[Saved entries]
** start **

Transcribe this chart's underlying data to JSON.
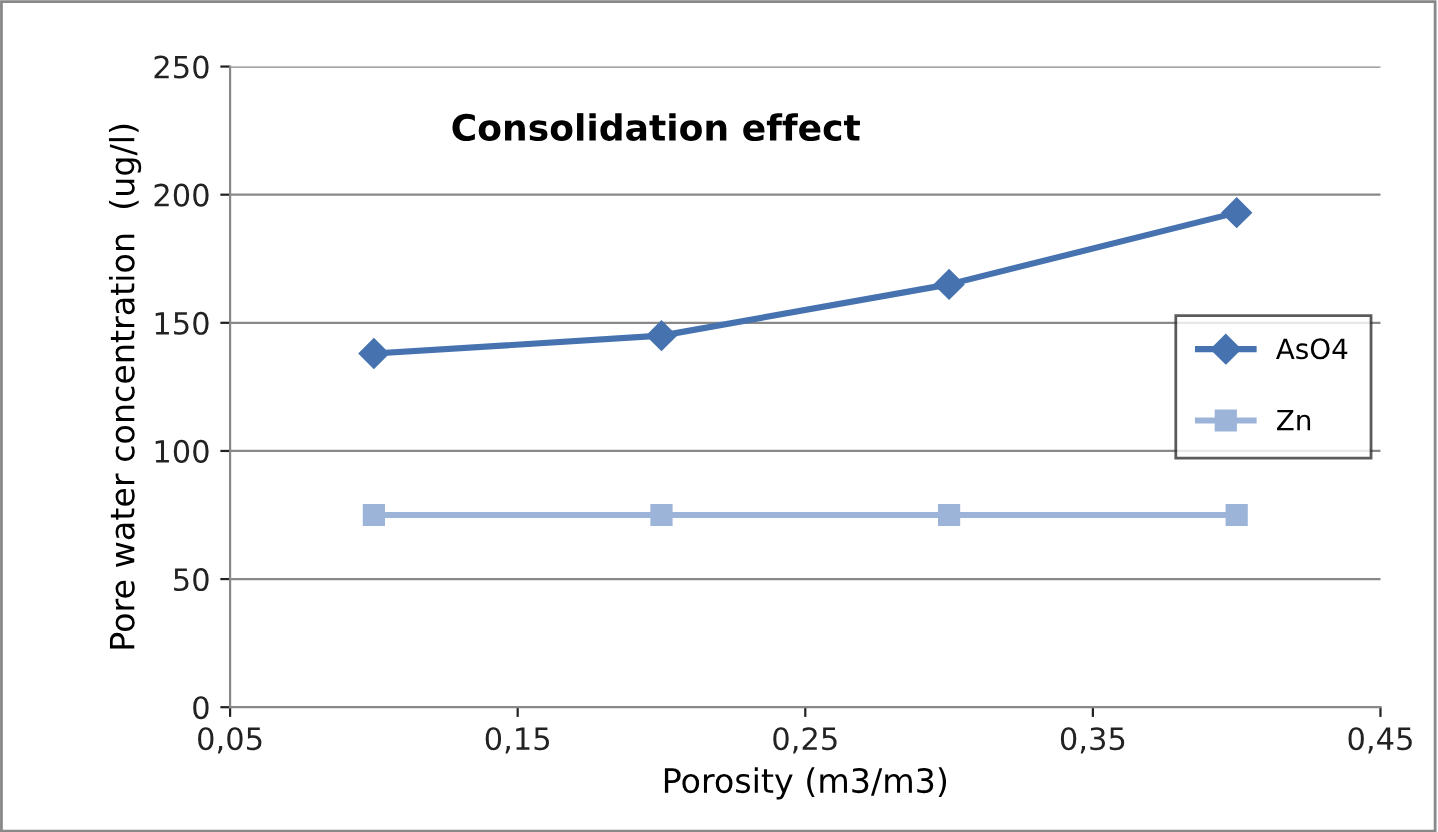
{
  "chart_data": {
    "type": "line",
    "title": "Consolidation effect",
    "xlabel": "Porosity (m3/m3)",
    "ylabel": "Pore water concentration  (ug/l)",
    "x": [
      0.1,
      0.2,
      0.3,
      0.4
    ],
    "series": [
      {
        "name": "AsO4",
        "color": "#4672b0",
        "marker": "diamond",
        "values": [
          138,
          145,
          165,
          193
        ]
      },
      {
        "name": "Zn",
        "color": "#9db4d9",
        "marker": "square",
        "values": [
          75,
          75,
          75,
          75
        ]
      }
    ],
    "xlim": [
      0.05,
      0.45
    ],
    "xticks": [
      {
        "value": 0.05,
        "label": "0,05"
      },
      {
        "value": 0.15,
        "label": "0,15"
      },
      {
        "value": 0.25,
        "label": "0,25"
      },
      {
        "value": 0.35,
        "label": "0,35"
      },
      {
        "value": 0.45,
        "label": "0,45"
      }
    ],
    "ylim": [
      0,
      250
    ],
    "yticks": [
      0,
      50,
      100,
      150,
      200,
      250
    ],
    "grid": "y",
    "legend": "right",
    "line_style": "solid"
  }
}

** end **

• Job:
Reproduce the material above verbatim; omit every picture.

• In response:
Transcribe this chart's underlying data to JSON.
{
  "chart_data": {
    "type": "line",
    "title": "Consolidation effect",
    "xlabel": "Porosity (m3/m3)",
    "ylabel": "Pore water concentration  (ug/l)",
    "x": [
      0.1,
      0.2,
      0.3,
      0.4
    ],
    "series": [
      {
        "name": "AsO4",
        "color": "#4672b0",
        "marker": "diamond",
        "values": [
          138,
          145,
          165,
          193
        ]
      },
      {
        "name": "Zn",
        "color": "#9db4d9",
        "marker": "square",
        "values": [
          75,
          75,
          75,
          75
        ]
      }
    ],
    "xlim": [
      0.05,
      0.45
    ],
    "xticks": [
      {
        "value": 0.05,
        "label": "0,05"
      },
      {
        "value": 0.15,
        "label": "0,15"
      },
      {
        "value": 0.25,
        "label": "0,25"
      },
      {
        "value": 0.35,
        "label": "0,35"
      },
      {
        "value": 0.45,
        "label": "0,45"
      }
    ],
    "ylim": [
      0,
      250
    ],
    "yticks": [
      0,
      50,
      100,
      150,
      200,
      250
    ],
    "grid": "y",
    "legend": "right",
    "line_style": "solid"
  }
}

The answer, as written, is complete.